Stored data:

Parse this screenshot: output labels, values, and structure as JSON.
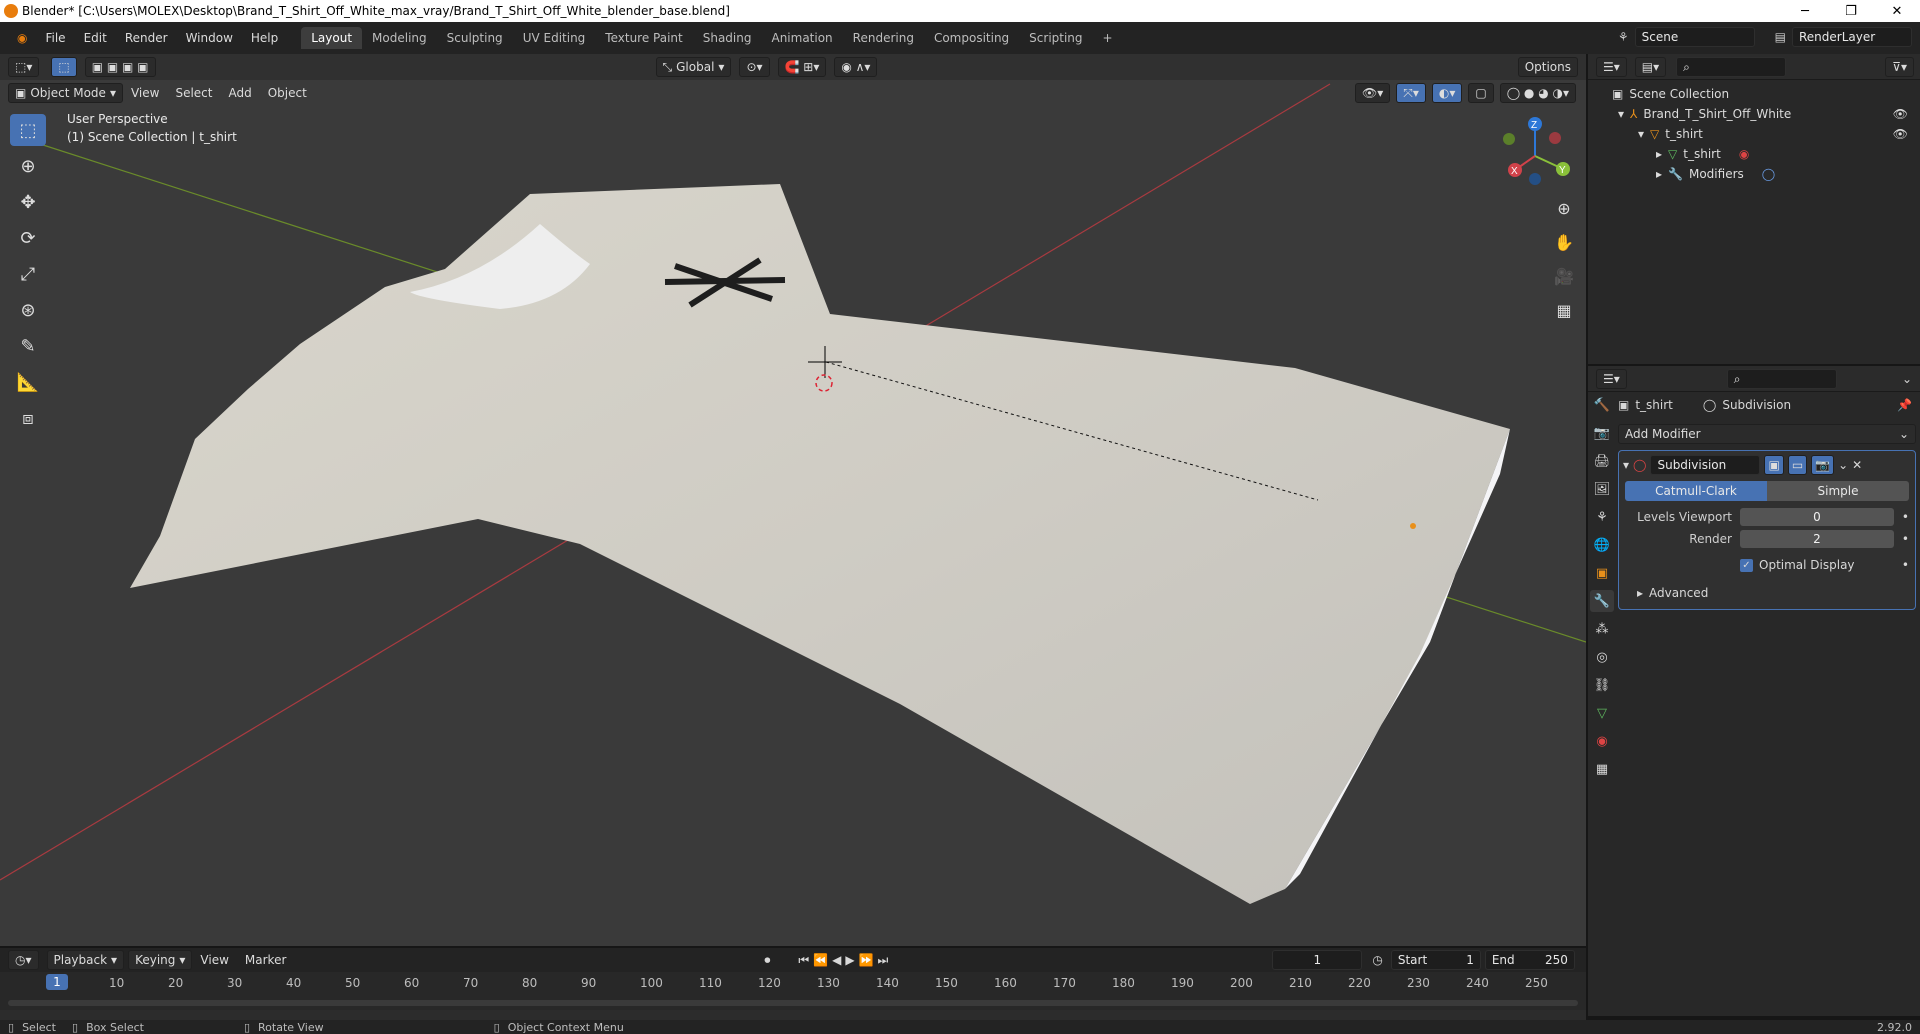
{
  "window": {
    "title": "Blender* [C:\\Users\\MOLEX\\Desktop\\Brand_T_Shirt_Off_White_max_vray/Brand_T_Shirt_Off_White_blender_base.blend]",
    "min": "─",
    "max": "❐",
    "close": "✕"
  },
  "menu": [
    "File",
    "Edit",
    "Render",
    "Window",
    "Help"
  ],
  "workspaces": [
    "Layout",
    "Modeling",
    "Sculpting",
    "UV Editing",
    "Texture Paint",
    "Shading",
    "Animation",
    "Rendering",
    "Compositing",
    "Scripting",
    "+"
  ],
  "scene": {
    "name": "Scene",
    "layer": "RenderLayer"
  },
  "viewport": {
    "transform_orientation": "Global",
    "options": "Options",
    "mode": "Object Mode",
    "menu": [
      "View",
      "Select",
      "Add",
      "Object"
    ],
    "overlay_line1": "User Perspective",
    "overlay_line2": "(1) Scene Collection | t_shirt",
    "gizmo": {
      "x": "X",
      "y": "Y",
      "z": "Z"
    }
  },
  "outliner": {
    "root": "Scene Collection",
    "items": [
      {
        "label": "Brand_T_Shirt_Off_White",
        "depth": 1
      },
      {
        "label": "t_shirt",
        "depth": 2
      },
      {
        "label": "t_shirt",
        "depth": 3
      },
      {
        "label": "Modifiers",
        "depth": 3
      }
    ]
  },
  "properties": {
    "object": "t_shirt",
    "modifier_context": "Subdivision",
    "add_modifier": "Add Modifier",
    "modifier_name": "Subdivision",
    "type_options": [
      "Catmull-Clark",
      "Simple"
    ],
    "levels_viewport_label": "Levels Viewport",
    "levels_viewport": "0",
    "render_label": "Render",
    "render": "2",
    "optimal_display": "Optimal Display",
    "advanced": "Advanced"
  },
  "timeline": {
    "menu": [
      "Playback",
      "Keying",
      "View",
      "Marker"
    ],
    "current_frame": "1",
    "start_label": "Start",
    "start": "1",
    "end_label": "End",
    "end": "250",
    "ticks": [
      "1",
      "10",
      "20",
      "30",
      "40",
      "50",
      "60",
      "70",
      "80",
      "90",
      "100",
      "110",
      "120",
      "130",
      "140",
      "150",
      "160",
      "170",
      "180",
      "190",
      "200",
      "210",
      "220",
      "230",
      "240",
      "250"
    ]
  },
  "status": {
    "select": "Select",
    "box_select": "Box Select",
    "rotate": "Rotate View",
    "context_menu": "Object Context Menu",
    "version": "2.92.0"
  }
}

» **To be done**:
Pictures are to be left out; the records above must be repeated word for word.

» **Response to this exercise**:
Parse this screenshot: output labels, values, and structure as JSON.
{
  "window": {
    "title": "Blender* [C:\\Users\\MOLEX\\Desktop\\Brand_T_Shirt_Off_White_max_vray/Brand_T_Shirt_Off_White_blender_base.blend]",
    "min": "─",
    "max": "❐",
    "close": "✕"
  },
  "menu": [
    "File",
    "Edit",
    "Render",
    "Window",
    "Help"
  ],
  "workspaces": [
    "Layout",
    "Modeling",
    "Sculpting",
    "UV Editing",
    "Texture Paint",
    "Shading",
    "Animation",
    "Rendering",
    "Compositing",
    "Scripting",
    "+"
  ],
  "scene": {
    "name": "Scene",
    "layer": "RenderLayer"
  },
  "viewport": {
    "transform_orientation": "Global",
    "options": "Options",
    "mode": "Object Mode",
    "menu": [
      "View",
      "Select",
      "Add",
      "Object"
    ],
    "overlay_line1": "User Perspective",
    "overlay_line2": "(1) Scene Collection | t_shirt",
    "gizmo": {
      "x": "X",
      "y": "Y",
      "z": "Z"
    }
  },
  "outliner": {
    "root": "Scene Collection",
    "items": [
      {
        "label": "Brand_T_Shirt_Off_White",
        "depth": 1
      },
      {
        "label": "t_shirt",
        "depth": 2
      },
      {
        "label": "t_shirt",
        "depth": 3
      },
      {
        "label": "Modifiers",
        "depth": 3
      }
    ]
  },
  "properties": {
    "object": "t_shirt",
    "modifier_context": "Subdivision",
    "add_modifier": "Add Modifier",
    "modifier_name": "Subdivision",
    "type_options": [
      "Catmull-Clark",
      "Simple"
    ],
    "levels_viewport_label": "Levels Viewport",
    "levels_viewport": "0",
    "render_label": "Render",
    "render": "2",
    "optimal_display": "Optimal Display",
    "advanced": "Advanced"
  },
  "timeline": {
    "menu": [
      "Playback",
      "Keying",
      "View",
      "Marker"
    ],
    "current_frame": "1",
    "start_label": "Start",
    "start": "1",
    "end_label": "End",
    "end": "250",
    "ticks": [
      "1",
      "10",
      "20",
      "30",
      "40",
      "50",
      "60",
      "70",
      "80",
      "90",
      "100",
      "110",
      "120",
      "130",
      "140",
      "150",
      "160",
      "170",
      "180",
      "190",
      "200",
      "210",
      "220",
      "230",
      "240",
      "250"
    ]
  },
  "status": {
    "select": "Select",
    "box_select": "Box Select",
    "rotate": "Rotate View",
    "context_menu": "Object Context Menu",
    "version": "2.92.0"
  }
}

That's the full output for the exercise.